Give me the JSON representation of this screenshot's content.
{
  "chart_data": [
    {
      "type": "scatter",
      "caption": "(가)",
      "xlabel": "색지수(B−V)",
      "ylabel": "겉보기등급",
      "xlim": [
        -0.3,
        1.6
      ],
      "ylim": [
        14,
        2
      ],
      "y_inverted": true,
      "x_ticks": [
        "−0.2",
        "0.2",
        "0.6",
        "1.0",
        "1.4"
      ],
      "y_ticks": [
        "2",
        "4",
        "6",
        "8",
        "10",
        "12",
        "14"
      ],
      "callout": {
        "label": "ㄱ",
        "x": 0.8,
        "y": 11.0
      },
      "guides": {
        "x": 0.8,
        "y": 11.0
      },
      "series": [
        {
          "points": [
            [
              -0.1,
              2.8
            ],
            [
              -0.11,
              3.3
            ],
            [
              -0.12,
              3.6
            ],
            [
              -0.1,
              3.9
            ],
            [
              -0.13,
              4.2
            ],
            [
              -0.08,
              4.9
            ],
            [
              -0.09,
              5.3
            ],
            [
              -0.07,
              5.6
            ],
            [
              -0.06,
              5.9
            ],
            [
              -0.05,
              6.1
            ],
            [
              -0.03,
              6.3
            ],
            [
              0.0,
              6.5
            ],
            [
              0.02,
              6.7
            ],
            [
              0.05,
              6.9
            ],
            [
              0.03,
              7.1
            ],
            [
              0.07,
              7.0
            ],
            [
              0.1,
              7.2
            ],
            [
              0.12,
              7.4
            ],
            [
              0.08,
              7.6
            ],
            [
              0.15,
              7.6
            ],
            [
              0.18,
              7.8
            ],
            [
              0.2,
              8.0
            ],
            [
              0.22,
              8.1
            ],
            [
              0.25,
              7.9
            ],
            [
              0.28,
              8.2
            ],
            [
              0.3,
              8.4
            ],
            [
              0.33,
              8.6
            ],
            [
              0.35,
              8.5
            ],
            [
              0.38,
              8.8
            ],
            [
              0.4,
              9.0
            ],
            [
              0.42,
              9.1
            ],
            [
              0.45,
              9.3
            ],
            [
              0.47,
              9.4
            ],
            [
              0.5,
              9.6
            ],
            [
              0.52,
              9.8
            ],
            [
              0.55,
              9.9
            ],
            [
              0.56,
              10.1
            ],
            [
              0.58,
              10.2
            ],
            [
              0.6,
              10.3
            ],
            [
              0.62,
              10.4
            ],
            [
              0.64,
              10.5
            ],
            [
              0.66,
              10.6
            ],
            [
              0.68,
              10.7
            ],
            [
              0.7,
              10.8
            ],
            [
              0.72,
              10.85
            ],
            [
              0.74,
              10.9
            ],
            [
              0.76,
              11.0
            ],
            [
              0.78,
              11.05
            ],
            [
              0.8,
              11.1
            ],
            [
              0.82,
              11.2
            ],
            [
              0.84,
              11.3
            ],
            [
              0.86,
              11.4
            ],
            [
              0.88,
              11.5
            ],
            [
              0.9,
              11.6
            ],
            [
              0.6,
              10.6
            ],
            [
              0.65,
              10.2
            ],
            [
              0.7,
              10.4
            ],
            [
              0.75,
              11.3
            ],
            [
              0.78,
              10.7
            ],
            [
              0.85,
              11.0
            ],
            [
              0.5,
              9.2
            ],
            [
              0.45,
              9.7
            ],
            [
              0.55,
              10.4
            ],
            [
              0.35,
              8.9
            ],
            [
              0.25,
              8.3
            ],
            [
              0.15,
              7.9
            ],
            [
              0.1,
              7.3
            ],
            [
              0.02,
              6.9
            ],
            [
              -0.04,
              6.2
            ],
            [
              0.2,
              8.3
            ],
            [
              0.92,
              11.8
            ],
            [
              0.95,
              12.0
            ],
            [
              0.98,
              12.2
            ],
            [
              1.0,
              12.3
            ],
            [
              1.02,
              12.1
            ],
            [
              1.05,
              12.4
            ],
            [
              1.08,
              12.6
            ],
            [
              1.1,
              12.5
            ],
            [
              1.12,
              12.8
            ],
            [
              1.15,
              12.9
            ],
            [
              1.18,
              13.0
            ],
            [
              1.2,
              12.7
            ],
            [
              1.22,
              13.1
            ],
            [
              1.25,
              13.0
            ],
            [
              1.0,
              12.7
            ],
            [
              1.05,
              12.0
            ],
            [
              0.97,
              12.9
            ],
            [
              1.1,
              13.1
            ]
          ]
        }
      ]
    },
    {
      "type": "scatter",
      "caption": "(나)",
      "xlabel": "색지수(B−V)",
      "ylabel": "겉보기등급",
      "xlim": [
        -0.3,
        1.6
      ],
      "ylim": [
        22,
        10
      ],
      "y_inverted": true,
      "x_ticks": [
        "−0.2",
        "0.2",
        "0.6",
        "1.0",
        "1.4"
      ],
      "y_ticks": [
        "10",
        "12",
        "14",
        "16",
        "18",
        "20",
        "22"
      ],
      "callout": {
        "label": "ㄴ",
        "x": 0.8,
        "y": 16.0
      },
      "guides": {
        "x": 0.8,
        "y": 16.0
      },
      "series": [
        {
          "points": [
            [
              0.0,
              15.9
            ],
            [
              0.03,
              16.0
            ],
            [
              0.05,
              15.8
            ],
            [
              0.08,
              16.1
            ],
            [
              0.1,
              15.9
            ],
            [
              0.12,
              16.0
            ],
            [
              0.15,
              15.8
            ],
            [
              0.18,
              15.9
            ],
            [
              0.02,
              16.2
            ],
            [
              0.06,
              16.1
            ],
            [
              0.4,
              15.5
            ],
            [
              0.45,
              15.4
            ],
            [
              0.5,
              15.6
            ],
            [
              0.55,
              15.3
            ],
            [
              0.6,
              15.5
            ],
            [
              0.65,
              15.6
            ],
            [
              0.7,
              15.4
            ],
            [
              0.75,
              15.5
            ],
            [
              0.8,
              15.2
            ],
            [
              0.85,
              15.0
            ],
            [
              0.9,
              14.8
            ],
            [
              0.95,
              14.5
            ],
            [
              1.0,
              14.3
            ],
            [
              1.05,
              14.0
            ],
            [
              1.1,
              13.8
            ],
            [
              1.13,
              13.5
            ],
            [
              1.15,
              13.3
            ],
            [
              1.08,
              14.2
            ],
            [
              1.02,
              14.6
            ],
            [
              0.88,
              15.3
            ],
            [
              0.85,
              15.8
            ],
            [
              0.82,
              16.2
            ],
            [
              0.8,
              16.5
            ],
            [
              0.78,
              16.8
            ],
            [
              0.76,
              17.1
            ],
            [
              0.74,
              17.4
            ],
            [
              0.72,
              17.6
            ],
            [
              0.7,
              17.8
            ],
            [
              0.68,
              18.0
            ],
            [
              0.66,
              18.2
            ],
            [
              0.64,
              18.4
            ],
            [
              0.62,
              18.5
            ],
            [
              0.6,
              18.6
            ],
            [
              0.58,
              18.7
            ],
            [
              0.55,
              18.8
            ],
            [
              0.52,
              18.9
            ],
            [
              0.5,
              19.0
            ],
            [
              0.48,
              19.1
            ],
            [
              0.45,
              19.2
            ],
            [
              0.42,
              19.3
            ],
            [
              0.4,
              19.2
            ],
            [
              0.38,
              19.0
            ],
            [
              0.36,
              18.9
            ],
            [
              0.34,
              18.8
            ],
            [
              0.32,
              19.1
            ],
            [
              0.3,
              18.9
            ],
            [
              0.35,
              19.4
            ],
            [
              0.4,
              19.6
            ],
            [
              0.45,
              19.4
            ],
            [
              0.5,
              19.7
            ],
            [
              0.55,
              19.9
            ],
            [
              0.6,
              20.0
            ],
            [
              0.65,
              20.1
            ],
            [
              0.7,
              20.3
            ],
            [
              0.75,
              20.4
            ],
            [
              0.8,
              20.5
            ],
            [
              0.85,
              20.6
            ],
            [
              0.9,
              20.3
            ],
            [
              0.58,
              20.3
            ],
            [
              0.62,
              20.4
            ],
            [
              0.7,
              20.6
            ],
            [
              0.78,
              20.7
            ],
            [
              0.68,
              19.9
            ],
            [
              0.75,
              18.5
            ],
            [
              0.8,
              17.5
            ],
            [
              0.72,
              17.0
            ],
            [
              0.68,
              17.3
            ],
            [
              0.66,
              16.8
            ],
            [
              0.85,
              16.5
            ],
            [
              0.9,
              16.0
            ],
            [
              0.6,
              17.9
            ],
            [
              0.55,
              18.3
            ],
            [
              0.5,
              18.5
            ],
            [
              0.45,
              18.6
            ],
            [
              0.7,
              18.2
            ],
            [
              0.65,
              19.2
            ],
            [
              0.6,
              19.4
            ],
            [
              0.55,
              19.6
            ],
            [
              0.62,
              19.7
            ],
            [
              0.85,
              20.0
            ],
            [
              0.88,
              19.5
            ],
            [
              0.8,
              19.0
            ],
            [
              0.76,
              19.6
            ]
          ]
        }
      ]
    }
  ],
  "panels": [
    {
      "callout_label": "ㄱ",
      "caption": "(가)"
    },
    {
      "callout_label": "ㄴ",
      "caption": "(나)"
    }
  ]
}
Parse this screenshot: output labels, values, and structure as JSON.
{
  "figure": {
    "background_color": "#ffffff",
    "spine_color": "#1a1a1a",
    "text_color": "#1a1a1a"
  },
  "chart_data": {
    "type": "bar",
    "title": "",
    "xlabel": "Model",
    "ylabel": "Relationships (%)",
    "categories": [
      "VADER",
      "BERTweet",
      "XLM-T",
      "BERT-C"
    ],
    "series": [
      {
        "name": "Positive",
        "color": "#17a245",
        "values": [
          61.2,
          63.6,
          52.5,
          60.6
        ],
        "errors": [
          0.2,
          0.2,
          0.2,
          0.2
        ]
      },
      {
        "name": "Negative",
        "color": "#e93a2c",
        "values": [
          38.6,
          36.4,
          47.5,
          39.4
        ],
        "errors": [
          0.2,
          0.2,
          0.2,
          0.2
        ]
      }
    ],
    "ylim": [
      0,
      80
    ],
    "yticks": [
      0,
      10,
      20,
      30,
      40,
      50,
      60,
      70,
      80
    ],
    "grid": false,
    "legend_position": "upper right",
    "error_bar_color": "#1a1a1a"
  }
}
——
#### [What is required]
Say how many lines in the records hold the string "screenshot", and say nothing else.

#### [Final result]
2